What follows are records. Restate all of them word for word.

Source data
··········
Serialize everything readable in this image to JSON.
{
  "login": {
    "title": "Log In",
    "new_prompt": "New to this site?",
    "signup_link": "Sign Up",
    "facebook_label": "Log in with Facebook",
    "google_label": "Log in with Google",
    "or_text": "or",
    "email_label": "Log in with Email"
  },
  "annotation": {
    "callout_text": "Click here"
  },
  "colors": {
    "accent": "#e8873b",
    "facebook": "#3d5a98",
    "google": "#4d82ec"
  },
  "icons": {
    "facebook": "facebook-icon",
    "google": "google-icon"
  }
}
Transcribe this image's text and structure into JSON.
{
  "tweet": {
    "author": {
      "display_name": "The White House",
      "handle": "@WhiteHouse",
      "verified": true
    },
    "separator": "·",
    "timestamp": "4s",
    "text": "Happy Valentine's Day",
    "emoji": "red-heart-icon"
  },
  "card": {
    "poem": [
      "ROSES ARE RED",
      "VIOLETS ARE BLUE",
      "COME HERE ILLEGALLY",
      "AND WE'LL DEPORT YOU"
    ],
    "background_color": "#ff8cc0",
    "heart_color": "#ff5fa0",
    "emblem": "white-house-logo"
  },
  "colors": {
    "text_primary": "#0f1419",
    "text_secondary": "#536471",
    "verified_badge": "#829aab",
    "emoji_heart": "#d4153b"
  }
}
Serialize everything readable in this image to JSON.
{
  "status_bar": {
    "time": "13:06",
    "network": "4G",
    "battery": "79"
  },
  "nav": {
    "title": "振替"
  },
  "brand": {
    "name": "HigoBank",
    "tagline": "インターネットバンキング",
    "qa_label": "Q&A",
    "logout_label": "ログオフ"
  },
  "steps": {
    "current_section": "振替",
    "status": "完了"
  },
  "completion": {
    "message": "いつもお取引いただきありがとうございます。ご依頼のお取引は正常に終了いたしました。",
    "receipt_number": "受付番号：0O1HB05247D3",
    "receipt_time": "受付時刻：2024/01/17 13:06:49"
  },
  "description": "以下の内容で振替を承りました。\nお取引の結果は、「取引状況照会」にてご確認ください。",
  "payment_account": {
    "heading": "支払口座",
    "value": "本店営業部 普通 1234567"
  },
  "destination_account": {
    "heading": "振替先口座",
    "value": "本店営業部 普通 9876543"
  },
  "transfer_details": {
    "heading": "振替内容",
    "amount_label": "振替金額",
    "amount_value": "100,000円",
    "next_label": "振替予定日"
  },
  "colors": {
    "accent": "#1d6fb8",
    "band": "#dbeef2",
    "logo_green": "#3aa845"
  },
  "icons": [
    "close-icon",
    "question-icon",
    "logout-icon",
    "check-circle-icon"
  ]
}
··········
■ **OUTPUT BELOW**:
Serialize everything readable in this image to JSON.
{
  "login": {
    "title": "Log In",
    "new_prompt": "New to this site?",
    "signup_link": "Sign Up",
    "facebook_label": "Log in with Facebook",
    "google_label": "Log in with Google",
    "or_text": "or",
    "email_label": "Log in with Email"
  },
  "annotation": {
    "callout_text": "Click here"
  },
  "colors": {
    "accent": "#e8873b",
    "facebook": "#3d5a98",
    "google": "#4d82ec"
  },
  "icons": {
    "facebook": "facebook-icon",
    "google": "google-icon"
  }
}
Transcribe this image's text and structure into JSON.
{
  "tweet": {
    "author": {
      "display_name": "The White House",
      "handle": "@WhiteHouse",
      "verified": true
    },
    "separator": "·",
    "timestamp": "4s",
    "text": "Happy Valentine's Day",
    "emoji": "red-heart-icon"
  },
  "card": {
    "poem": [
      "ROSES ARE RED",
      "VIOLETS ARE BLUE",
      "COME HERE ILLEGALLY",
      "AND WE'LL DEPORT YOU"
    ],
    "background_color": "#ff8cc0",
    "heart_color": "#ff5fa0",
    "emblem": "white-house-logo"
  },
  "colors": {
    "text_primary": "#0f1419",
    "text_secondary": "#536471",
    "verified_badge": "#829aab",
    "emoji_heart": "#d4153b"
  }
}
Serialize everything readable in this image to JSON.
{
  "status_bar": {
    "time": "13:06",
    "network": "4G",
    "battery": "79"
  },
  "nav": {
    "title": "振替"
  },
  "brand": {
    "name": "HigoBank",
    "tagline": "インターネットバンキング",
    "qa_label": "Q&A",
    "logout_label": "ログオフ"
  },
  "steps": {
    "current_section": "振替",
    "status": "完了"
  },
  "completion": {
    "message": "いつもお取引いただきありがとうございます。ご依頼のお取引は正常に終了いたしました。",
    "receipt_number": "受付番号：0O1HB05247D3",
    "receipt_time": "受付時刻：2024/01/17 13:06:49"
  },
  "description": "以下の内容で振替を承りました。\nお取引の結果は、「取引状況照会」にてご確認ください。",
  "payment_account": {
    "heading": "支払口座",
    "value": "本店営業部 普通 1234567"
  },
  "destination_account": {
    "heading": "振替先口座",
    "value": "本店営業部 普通 9876543"
  },
  "transfer_details": {
    "heading": "振替内容",
    "amount_label": "振替金額",
    "amount_value": "100,000円",
    "next_label": "振替予定日"
  },
  "colors": {
    "accent": "#1d6fb8",
    "band": "#dbeef2",
    "logo_green": "#3aa845"
  },
  "icons": [
    "close-icon",
    "question-icon",
    "logout-icon",
    "check-circle-icon"
  ]
}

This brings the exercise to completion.